WRITTEN TASK
The required output consists solely of the lines from the line containing "Parse this screenshot: output" through the end of the records, copied exactly.

--

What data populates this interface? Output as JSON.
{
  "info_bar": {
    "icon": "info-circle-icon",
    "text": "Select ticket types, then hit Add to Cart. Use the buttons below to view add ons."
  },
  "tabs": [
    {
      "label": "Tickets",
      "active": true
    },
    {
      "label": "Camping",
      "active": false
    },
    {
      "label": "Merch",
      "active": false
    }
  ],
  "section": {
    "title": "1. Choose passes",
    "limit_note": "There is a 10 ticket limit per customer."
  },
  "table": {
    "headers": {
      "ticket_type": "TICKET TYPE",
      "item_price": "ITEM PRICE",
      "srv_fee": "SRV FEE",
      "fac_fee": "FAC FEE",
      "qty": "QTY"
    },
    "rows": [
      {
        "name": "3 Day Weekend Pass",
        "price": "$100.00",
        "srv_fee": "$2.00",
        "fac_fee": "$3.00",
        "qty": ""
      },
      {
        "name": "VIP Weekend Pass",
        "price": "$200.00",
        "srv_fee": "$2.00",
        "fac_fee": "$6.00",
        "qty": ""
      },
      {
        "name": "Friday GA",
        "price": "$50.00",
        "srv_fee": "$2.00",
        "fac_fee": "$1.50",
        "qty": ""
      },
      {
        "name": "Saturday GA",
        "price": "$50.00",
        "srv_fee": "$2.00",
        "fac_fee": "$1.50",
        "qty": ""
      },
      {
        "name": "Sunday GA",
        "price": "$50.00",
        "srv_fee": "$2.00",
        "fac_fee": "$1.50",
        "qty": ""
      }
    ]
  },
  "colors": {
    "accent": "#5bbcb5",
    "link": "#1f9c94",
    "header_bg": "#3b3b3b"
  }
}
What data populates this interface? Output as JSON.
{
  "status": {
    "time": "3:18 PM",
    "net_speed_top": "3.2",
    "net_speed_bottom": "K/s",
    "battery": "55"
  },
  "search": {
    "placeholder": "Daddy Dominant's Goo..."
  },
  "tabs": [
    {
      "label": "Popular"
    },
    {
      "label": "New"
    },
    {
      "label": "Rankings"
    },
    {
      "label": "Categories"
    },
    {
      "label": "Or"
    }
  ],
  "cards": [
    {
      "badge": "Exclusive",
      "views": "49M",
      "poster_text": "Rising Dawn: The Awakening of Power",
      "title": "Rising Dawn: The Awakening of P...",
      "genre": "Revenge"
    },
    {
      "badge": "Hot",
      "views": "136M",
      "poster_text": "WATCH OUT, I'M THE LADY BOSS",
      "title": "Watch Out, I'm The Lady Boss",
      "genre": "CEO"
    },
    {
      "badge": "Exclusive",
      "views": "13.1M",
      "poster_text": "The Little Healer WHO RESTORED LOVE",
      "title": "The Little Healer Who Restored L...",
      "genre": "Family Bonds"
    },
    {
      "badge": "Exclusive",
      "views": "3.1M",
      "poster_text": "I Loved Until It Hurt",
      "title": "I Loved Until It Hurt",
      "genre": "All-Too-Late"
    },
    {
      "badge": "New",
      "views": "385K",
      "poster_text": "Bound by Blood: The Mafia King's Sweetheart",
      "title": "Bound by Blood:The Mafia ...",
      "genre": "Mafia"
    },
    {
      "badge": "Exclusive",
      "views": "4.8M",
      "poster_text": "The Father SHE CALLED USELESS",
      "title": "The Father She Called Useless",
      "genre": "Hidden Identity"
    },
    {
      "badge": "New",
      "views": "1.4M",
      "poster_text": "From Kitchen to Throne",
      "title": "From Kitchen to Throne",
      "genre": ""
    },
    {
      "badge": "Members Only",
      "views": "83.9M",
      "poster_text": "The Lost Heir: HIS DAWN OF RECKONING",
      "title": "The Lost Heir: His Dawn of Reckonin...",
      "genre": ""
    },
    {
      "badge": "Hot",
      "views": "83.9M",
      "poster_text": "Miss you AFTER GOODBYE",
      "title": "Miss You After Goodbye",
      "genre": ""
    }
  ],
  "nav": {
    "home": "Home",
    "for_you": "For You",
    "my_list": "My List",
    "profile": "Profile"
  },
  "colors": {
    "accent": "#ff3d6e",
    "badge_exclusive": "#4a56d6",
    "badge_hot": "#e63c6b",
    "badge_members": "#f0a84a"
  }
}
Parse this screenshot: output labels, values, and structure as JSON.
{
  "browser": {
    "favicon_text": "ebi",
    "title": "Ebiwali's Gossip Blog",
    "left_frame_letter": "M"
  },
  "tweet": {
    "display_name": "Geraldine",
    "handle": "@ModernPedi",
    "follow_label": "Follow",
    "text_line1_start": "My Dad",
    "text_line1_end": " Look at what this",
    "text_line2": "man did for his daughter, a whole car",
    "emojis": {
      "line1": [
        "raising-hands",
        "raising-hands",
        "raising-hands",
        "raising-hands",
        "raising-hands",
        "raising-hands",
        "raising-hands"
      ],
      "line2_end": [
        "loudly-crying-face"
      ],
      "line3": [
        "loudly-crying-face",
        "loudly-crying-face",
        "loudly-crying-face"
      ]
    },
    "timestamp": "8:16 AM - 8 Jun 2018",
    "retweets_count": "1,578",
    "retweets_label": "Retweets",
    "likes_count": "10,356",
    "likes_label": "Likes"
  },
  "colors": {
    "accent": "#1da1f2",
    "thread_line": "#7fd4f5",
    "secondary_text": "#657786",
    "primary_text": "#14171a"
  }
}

--

COMPLETED TASK
Parse this screenshot: output labels, values, and structure as JSON.
{
  "browser": {
    "favicon_text": "ebi",
    "title": "Ebiwali's Gossip Blog",
    "left_frame_letter": "M"
  },
  "tweet": {
    "display_name": "Geraldine",
    "handle": "@ModernPedi",
    "follow_label": "Follow",
    "text_line1_start": "My Dad",
    "text_line1_end": " Look at what this",
    "text_line2": "man did for his daughter, a whole car",
    "emojis": {
      "line1": [
        "raising-hands",
        "raising-hands",
        "raising-hands",
        "raising-hands",
        "raising-hands",
        "raising-hands",
        "raising-hands"
      ],
      "line2_end": [
        "loudly-crying-face"
      ],
      "line3": [
        "loudly-crying-face",
        "loudly-crying-face",
        "loudly-crying-face"
      ]
    },
    "timestamp": "8:16 AM - 8 Jun 2018",
    "retweets_count": "1,578",
    "retweets_label": "Retweets",
    "likes_count": "10,356",
    "likes_label": "Likes"
  },
  "colors": {
    "accent": "#1da1f2",
    "thread_line": "#7fd4f5",
    "secondary_text": "#657786",
    "primary_text": "#14171a"
  }
}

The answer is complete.